### [Instructions for the task]
Quote every line of the data below as it stands, omitting pictures.

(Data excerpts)

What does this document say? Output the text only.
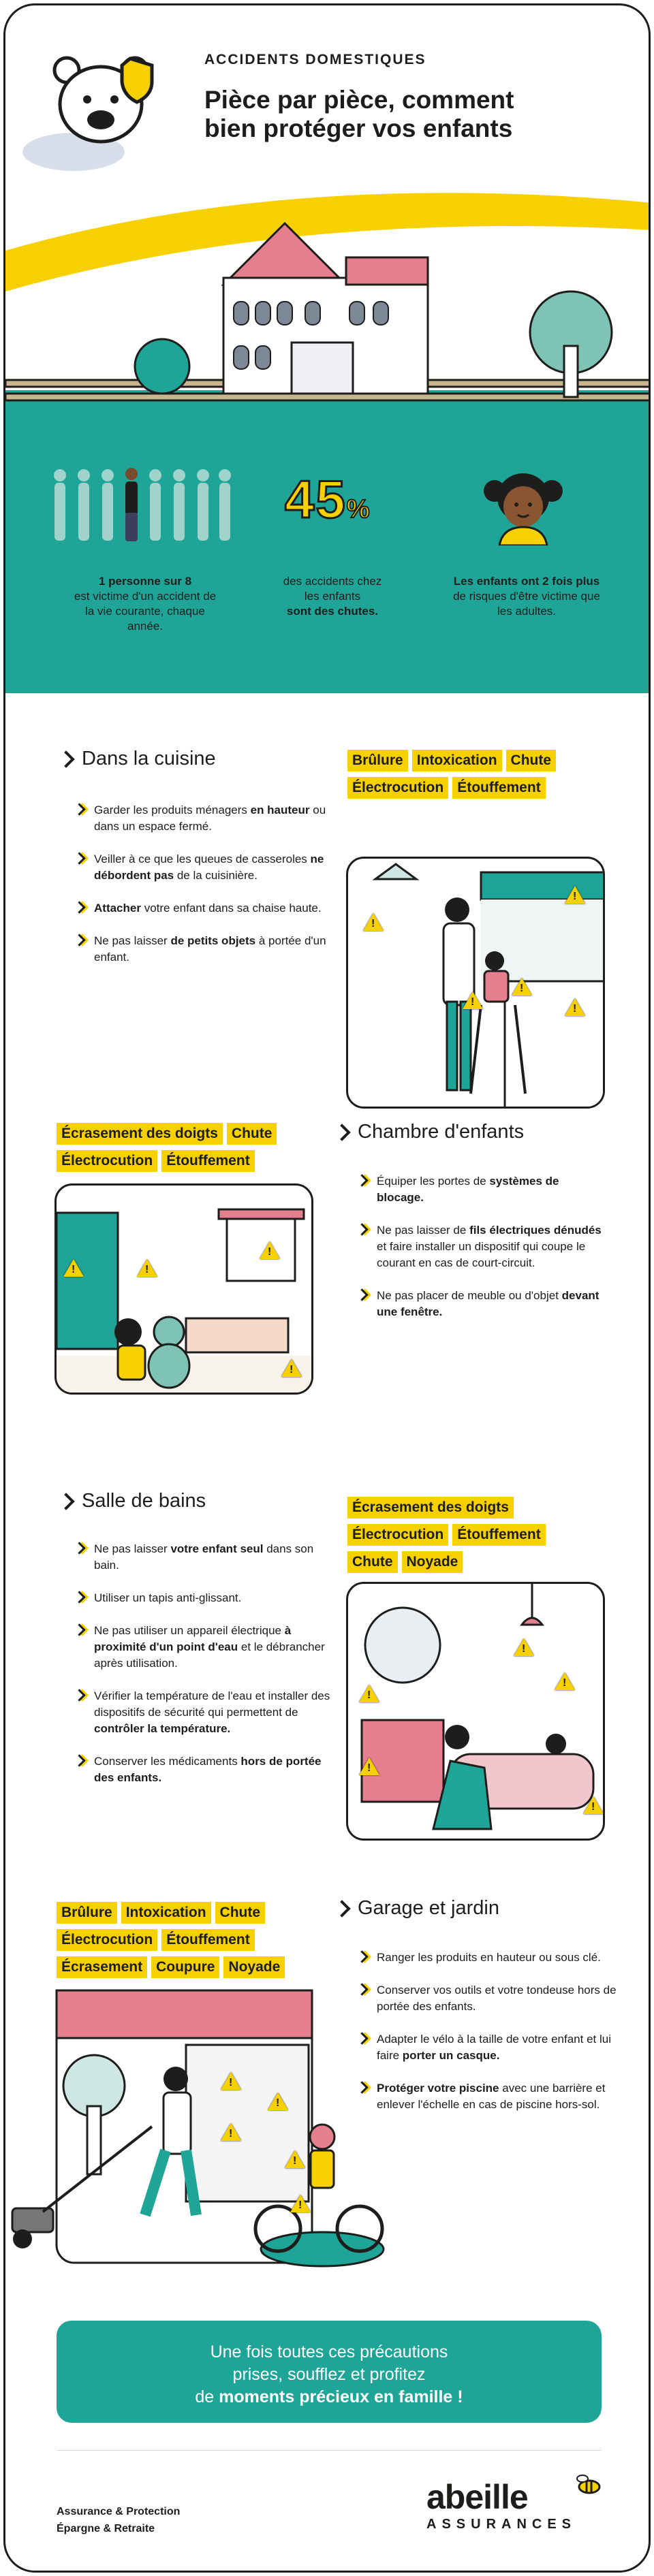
ACCIDENTS DOMESTIQUES
Pièce par pièce, comment
bien protéger vos enfants
1 personne sur 8
est victime d'un accident de la vie courante, chaque année.
45%
des accidents chez les enfants
sont des chutes.
Les enfants ont 2 fois plus
de risques d'être victime que les adultes.
Dans la cuisine
Garder les produits ménagers en hauteur ou dans un espace fermé.
Veiller à ce que les queues de casseroles ne débordent pas de la cuisinière.
Attacher votre enfant dans sa chaise haute.
Ne pas laisser de petits objets à portée d'un enfant.
Brûlure Intoxication Chute
Électrocution Étouffement
!
!
!
!
!
Écrasement des doigts Chute
Électrocution Étouffement
Chambre d'enfants
Équiper les portes de systèmes de blocage.
Ne pas laisser de fils électriques dénudés et faire installer un dispositif qui coupe le courant en cas de court-circuit.
Ne pas placer de meuble ou d'objet devant une fenêtre.
!
!
!
!
Salle de bains
Ne pas laisser votre enfant seul dans son bain.
Utiliser un tapis anti-glissant.
Ne pas utiliser un appareil électrique à proximité d'un point d'eau et le débrancher après utilisation.
Vérifier la température de l'eau et installer des dispositifs de sécurité qui permettent de contrôler la température.
Conserver les médicaments hors de portée des enfants.
Écrasement des doigts
Électrocution Étouffement
Chute Noyade
!
!
!
!
!
Brûlure Intoxication Chute
Électrocution Étouffement
Écrasement Coupure Noyade
Garage et jardin
Ranger les produits en hauteur ou sous clé.
Conserver vos outils et votre tondeuse hors de portée des enfants.
Adapter le vélo à la taille de votre enfant et lui faire porter un casque.
Protéger votre piscine avec une barrière et enlever l'échelle en cas de piscine hors-sol.
!
!
!
!
!
Une fois toutes ces précautions
prises, soufflez et profitez
de moments précieux en famille !
Assurance & Protection
Épargne & Retraite
abeille
ASSURANCES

### [Answer to this task]
What does this document say? Output the text only.
ACCIDENTS DOMESTIQUES
Pièce par pièce, comment
bien protéger vos enfants
1 personne sur 8
est victime d'un accident de la vie courante, chaque année.
45%
des accidents chez les enfants
sont des chutes.
Les enfants ont 2 fois plus
de risques d'être victime que les adultes.
Dans la cuisine
Garder les produits ménagers en hauteur ou dans un espace fermé.
Veiller à ce que les queues de casseroles ne débordent pas de la cuisinière.
Attacher votre enfant dans sa chaise haute.
Ne pas laisser de petits objets à portée d'un enfant.
Brûlure Intoxication Chute
Électrocution Étouffement
!
!
!
!
!
Écrasement des doigts Chute
Électrocution Étouffement
Chambre d'enfants
Équiper les portes de systèmes de blocage.
Ne pas laisser de fils électriques dénudés et faire installer un dispositif qui coupe le courant en cas de court-circuit.
Ne pas placer de meuble ou d'objet devant une fenêtre.
!
!
!
!
Salle de bains
Ne pas laisser votre enfant seul dans son bain.
Utiliser un tapis anti-glissant.
Ne pas utiliser un appareil électrique à proximité d'un point d'eau et le débrancher après utilisation.
Vérifier la température de l'eau et installer des dispositifs de sécurité qui permettent de contrôler la température.
Conserver les médicaments hors de portée des enfants.
Écrasement des doigts
Électrocution Étouffement
Chute Noyade
!
!
!
!
!
Brûlure Intoxication Chute
Électrocution Étouffement
Écrasement Coupure Noyade
Garage et jardin
Ranger les produits en hauteur ou sous clé.
Conserver vos outils et votre tondeuse hors de portée des enfants.
Adapter le vélo à la taille de votre enfant et lui faire porter un casque.
Protéger votre piscine avec une barrière et enlever l'échelle en cas de piscine hors-sol.
!
!
!
!
!
Une fois toutes ces précautions
prises, soufflez et profitez
de moments précieux en famille !
Assurance & Protection
Épargne & Retraite
abeille
ASSURANCES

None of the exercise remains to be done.